> _What the exercise asks_
Repeat the entries verbatim, running from the line containing "X-axis label: Distribution" through the line containing "Text: 4 POOL CLOSE: 106sqm", both included.

[start]

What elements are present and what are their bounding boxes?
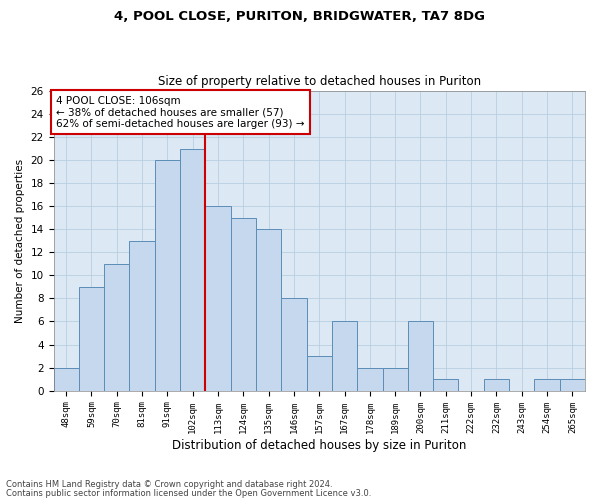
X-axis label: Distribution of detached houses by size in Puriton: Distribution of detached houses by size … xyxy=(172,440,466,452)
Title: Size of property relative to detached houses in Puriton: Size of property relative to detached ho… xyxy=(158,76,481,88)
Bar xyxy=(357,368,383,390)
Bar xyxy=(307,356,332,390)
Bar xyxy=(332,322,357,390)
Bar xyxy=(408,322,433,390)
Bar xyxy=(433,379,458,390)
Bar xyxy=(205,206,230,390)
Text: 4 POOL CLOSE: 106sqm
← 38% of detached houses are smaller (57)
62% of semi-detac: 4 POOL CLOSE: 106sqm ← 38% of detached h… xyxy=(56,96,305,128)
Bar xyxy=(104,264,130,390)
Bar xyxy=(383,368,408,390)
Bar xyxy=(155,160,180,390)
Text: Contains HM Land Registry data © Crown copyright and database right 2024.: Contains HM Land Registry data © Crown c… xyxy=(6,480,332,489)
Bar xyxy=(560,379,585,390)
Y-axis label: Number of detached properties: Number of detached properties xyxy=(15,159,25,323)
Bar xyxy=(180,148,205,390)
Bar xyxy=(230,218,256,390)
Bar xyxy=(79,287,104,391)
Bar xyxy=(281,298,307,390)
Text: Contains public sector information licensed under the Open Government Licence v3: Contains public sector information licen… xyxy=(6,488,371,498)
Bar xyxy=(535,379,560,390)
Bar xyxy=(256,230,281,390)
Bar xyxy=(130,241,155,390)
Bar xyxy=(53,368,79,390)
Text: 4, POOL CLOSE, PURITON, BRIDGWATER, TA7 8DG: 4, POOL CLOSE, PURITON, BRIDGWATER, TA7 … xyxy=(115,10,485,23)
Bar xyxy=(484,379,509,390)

[end]

> _Solution for this task_
X-axis label: Distribution of detached houses by size in Puriton: Distribution of detached houses by size … xyxy=(172,440,466,452)
Title: Size of property relative to detached houses in Puriton: Size of property relative to detached ho… xyxy=(158,76,481,88)
Bar xyxy=(357,368,383,390)
Bar xyxy=(307,356,332,390)
Bar xyxy=(332,322,357,390)
Bar xyxy=(408,322,433,390)
Bar xyxy=(433,379,458,390)
Bar xyxy=(205,206,230,390)
Text: 4 POOL CLOSE: 106sqm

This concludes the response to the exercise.